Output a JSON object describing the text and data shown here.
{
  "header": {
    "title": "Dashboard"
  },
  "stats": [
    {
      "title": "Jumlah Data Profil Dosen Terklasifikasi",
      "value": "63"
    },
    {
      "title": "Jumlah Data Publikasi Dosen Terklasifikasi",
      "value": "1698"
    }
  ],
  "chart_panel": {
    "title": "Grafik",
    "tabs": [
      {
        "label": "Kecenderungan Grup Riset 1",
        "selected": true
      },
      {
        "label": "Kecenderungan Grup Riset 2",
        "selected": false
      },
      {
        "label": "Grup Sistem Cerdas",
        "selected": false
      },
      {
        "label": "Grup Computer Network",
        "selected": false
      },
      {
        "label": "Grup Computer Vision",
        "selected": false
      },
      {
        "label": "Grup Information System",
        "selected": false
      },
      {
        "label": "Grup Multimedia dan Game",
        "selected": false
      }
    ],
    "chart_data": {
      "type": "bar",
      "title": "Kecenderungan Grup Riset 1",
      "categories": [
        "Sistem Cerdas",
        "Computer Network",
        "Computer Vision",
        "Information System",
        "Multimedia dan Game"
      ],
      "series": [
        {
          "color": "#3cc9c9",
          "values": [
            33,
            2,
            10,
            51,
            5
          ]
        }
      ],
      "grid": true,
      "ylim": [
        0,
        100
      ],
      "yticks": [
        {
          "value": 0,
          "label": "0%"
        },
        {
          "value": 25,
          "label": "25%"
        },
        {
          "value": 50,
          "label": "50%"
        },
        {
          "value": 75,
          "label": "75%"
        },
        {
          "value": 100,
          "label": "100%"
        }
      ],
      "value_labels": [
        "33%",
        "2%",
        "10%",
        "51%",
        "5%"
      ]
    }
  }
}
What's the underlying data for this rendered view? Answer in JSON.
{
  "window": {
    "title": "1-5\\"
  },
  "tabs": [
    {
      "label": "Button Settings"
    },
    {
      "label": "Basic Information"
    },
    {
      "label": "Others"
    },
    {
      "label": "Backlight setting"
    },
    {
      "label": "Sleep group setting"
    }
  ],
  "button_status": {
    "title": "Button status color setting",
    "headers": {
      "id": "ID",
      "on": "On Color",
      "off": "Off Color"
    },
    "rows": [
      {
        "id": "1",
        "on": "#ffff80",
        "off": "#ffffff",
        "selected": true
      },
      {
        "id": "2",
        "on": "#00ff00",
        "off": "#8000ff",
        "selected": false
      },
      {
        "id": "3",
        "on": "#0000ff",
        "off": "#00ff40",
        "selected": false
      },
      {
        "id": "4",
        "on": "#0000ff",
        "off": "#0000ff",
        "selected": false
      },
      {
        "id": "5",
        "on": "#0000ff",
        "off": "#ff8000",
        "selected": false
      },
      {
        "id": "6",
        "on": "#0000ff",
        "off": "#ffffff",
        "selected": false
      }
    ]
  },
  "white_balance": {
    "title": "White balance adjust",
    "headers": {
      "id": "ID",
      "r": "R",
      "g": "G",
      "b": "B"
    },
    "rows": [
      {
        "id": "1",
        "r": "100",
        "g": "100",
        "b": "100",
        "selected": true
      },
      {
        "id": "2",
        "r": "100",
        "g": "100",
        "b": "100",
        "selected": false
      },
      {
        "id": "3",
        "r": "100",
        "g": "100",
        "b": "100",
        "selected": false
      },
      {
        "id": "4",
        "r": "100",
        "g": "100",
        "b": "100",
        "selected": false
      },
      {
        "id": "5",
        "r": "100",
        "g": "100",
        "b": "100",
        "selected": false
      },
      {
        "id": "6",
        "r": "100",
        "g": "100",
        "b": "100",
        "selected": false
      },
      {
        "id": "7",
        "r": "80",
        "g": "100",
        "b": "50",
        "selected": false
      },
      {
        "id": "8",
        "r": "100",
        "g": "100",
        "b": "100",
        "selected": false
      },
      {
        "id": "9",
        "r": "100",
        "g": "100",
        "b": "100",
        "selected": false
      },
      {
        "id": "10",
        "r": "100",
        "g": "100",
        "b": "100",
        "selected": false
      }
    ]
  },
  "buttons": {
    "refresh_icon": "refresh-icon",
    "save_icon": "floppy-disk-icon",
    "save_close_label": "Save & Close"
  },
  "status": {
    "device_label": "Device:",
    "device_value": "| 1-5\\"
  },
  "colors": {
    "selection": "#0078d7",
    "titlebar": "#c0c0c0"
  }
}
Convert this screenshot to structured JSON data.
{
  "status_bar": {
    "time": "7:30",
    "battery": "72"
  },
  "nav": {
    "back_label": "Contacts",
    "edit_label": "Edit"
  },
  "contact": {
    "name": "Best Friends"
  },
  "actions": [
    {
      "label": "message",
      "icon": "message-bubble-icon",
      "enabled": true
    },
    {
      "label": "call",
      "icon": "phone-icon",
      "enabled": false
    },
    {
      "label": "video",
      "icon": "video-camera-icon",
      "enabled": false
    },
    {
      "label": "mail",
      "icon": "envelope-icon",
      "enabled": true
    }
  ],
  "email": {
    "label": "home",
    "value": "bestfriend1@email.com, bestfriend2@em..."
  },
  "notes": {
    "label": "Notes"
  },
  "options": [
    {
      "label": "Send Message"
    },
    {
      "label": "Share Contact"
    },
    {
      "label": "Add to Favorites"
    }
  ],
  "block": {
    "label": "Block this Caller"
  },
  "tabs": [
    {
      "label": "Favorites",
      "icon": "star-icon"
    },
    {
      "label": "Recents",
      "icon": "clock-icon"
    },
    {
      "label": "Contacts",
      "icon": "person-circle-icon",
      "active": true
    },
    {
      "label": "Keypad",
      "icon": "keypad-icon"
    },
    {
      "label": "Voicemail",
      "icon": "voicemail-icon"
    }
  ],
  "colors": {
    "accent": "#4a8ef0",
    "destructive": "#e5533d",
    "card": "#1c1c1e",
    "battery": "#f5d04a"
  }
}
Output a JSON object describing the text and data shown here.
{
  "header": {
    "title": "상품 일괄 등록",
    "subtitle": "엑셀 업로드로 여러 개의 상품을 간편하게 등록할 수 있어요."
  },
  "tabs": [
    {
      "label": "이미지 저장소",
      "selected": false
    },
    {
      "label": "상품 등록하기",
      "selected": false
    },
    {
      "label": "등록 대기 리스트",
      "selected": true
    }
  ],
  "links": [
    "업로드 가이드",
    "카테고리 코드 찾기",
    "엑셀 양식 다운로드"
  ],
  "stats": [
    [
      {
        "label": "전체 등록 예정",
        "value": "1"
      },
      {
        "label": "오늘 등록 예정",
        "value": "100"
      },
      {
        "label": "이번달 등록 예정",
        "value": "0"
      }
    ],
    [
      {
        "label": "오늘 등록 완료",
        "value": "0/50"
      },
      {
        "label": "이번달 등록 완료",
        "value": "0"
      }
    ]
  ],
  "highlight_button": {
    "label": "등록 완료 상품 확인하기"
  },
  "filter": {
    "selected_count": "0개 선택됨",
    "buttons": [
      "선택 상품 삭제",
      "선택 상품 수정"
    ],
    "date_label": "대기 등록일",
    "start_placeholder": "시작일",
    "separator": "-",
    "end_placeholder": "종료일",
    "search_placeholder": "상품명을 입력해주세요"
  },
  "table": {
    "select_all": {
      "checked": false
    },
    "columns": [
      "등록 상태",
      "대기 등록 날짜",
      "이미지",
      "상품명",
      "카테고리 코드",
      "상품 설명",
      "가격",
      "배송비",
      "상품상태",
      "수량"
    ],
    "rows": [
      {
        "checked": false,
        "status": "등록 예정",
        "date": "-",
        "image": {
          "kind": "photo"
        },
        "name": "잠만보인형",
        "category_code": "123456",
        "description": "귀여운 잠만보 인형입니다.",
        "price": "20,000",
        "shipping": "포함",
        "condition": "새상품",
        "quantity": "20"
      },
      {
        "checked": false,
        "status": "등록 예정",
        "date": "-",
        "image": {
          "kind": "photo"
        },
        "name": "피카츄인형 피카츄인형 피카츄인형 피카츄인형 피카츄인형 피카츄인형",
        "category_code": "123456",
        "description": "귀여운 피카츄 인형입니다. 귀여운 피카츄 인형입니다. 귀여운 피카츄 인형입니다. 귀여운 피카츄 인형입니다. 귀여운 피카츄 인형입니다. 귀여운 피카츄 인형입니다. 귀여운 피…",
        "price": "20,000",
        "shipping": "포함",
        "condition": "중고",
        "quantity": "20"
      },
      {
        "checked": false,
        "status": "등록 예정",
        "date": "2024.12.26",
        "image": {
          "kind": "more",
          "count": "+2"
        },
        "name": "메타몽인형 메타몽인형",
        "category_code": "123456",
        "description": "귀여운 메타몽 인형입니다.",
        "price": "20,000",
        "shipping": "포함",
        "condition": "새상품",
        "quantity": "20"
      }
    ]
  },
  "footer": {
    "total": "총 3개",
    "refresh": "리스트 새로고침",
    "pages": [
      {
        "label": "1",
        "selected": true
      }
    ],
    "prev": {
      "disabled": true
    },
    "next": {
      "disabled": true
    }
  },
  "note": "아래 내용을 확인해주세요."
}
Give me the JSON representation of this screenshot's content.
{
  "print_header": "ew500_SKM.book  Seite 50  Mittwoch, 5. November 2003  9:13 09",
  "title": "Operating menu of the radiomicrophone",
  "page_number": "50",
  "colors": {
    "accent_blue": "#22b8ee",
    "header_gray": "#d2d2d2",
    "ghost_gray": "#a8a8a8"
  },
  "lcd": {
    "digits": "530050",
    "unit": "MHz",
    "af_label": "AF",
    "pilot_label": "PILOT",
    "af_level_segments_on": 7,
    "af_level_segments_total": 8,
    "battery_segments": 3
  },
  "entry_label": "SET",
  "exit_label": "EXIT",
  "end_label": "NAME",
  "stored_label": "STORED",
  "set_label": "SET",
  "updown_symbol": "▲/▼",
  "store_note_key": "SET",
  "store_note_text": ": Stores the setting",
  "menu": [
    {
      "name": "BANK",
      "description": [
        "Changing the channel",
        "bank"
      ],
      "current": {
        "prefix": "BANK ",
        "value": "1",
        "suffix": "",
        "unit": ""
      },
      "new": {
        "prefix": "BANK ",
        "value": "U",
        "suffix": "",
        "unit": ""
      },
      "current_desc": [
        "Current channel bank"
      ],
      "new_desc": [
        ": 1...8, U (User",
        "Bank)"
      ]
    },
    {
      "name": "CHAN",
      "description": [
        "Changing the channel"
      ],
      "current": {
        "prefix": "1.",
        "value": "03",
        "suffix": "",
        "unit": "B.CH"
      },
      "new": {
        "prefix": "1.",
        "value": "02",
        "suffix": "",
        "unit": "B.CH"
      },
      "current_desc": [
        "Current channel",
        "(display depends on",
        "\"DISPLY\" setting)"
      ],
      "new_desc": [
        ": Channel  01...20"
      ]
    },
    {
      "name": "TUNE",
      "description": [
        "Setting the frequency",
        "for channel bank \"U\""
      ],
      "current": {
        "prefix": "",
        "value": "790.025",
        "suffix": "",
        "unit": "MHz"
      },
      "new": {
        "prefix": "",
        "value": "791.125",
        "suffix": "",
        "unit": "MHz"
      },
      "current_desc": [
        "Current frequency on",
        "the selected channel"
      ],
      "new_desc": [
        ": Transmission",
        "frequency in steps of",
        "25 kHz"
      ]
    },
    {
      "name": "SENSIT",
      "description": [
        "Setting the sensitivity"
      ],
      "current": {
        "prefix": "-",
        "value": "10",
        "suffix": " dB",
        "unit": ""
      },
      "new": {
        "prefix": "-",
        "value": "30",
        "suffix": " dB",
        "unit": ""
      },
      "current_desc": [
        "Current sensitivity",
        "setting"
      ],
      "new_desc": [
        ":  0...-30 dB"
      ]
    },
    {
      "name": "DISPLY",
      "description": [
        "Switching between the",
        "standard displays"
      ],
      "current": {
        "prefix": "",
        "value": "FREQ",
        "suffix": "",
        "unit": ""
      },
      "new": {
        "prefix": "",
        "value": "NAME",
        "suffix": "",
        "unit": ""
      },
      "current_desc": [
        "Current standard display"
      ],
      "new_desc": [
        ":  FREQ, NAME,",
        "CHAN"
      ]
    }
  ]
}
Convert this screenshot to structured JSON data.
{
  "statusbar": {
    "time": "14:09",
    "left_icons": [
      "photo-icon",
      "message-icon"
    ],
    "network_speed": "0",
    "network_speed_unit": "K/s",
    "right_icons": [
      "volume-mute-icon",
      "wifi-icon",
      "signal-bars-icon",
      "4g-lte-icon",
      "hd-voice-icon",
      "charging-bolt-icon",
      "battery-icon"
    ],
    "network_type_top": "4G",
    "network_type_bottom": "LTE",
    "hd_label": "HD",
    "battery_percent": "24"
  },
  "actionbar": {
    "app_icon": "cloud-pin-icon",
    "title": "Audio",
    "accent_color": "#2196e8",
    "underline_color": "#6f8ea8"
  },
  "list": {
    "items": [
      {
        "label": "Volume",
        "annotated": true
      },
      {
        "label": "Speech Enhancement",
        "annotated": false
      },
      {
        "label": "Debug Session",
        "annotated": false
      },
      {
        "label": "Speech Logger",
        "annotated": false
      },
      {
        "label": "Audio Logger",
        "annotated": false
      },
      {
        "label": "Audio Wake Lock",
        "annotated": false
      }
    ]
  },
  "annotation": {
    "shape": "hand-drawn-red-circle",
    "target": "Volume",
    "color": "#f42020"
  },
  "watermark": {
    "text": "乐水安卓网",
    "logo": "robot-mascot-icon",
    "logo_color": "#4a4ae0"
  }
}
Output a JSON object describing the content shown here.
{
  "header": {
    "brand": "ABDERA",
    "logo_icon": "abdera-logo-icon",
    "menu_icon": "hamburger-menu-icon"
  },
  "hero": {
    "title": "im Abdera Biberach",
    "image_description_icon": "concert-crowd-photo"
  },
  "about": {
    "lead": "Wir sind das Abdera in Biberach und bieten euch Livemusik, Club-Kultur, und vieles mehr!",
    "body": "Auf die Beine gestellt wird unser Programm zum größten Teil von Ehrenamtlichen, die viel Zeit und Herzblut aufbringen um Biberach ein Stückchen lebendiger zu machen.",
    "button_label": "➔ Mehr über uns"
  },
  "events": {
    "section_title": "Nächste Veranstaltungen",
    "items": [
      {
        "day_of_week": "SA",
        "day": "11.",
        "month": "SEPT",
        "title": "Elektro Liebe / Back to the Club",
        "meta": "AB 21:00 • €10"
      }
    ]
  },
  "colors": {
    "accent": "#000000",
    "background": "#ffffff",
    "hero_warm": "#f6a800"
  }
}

····················

• _GIVEN PROBLEM_:
Show the lines of the records that contain the word "Logger".

• _OUTPUT_:
        "label": "Speech Logger",
        "label": "Audio Logger",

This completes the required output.